>>>

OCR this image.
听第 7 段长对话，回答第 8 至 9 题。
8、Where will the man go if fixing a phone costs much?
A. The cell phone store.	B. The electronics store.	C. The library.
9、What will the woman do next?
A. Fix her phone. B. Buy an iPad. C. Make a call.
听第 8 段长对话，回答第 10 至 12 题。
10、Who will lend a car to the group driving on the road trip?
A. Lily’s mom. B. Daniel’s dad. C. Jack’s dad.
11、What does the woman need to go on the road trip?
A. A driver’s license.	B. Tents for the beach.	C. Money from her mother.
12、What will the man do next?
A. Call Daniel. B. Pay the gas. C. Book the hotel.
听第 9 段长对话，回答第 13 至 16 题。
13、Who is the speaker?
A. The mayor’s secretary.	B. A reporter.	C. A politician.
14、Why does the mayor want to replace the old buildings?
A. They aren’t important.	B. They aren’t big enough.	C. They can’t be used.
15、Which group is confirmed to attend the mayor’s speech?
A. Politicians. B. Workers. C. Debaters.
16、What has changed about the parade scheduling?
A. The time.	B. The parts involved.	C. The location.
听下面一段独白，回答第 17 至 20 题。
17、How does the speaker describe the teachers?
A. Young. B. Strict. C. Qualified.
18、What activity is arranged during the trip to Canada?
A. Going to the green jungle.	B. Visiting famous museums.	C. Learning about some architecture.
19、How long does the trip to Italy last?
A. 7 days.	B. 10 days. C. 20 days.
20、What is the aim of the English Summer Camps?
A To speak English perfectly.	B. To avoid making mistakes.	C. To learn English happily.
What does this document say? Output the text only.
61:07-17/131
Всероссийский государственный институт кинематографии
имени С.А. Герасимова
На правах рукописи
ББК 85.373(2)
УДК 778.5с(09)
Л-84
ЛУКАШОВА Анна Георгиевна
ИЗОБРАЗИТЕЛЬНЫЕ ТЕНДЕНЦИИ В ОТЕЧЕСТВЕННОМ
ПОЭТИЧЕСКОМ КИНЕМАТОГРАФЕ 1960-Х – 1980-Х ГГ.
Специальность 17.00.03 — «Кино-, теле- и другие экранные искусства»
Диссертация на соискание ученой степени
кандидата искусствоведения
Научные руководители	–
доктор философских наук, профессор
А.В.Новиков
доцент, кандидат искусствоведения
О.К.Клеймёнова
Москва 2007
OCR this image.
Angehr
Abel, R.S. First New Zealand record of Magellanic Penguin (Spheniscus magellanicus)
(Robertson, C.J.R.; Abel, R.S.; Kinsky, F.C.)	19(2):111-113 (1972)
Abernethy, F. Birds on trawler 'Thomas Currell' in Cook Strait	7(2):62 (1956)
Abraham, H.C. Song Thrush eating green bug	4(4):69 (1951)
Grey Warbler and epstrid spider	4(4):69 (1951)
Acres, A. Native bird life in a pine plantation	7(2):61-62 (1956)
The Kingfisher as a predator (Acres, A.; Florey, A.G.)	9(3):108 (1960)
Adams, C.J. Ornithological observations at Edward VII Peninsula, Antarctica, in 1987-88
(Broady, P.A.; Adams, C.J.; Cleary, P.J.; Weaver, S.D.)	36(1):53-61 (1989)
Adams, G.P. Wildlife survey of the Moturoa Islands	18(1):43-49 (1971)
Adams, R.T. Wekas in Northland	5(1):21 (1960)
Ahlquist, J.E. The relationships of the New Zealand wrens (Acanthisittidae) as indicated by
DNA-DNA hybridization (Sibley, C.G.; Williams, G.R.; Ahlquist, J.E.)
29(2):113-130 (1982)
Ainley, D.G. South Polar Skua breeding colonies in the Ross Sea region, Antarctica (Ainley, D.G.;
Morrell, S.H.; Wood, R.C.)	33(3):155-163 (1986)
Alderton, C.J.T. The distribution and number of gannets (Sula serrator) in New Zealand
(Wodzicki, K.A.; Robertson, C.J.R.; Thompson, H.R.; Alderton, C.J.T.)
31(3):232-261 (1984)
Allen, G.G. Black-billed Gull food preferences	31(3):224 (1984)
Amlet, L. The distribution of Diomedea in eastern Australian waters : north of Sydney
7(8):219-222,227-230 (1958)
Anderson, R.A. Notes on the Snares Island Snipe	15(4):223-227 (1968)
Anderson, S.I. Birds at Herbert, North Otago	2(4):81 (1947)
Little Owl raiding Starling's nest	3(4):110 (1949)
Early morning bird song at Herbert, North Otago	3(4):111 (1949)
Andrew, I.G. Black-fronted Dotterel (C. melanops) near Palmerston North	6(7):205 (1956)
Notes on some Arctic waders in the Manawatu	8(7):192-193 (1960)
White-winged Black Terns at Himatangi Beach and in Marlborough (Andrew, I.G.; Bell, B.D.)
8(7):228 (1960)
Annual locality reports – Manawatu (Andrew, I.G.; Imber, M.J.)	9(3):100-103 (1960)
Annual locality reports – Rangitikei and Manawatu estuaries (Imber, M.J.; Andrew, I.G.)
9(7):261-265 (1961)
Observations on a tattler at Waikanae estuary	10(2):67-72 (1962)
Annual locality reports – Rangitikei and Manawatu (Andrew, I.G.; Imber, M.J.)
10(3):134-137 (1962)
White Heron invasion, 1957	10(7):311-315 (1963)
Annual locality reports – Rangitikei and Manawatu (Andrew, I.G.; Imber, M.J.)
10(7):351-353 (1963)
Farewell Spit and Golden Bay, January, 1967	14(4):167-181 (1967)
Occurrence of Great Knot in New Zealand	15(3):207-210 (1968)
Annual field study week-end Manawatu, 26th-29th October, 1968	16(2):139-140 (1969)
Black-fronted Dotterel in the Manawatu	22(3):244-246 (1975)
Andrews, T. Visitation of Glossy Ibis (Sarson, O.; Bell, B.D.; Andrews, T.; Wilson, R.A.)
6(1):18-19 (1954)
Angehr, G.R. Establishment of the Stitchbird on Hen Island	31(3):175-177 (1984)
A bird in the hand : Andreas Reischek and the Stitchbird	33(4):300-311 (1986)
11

<<<

WHAT TO DO
Check every line of the data above for the string "Robertson", and copy those that have it.

TASK RESULT
(Robertson, C.J.R.; Abel, R.S.; Kinsky, F.C.)	19(2):111-113 (1972)
(Wodzicki, K.A.; Robertson, C.J.R.; Thompson, H.R.; Alderton, C.J.T.)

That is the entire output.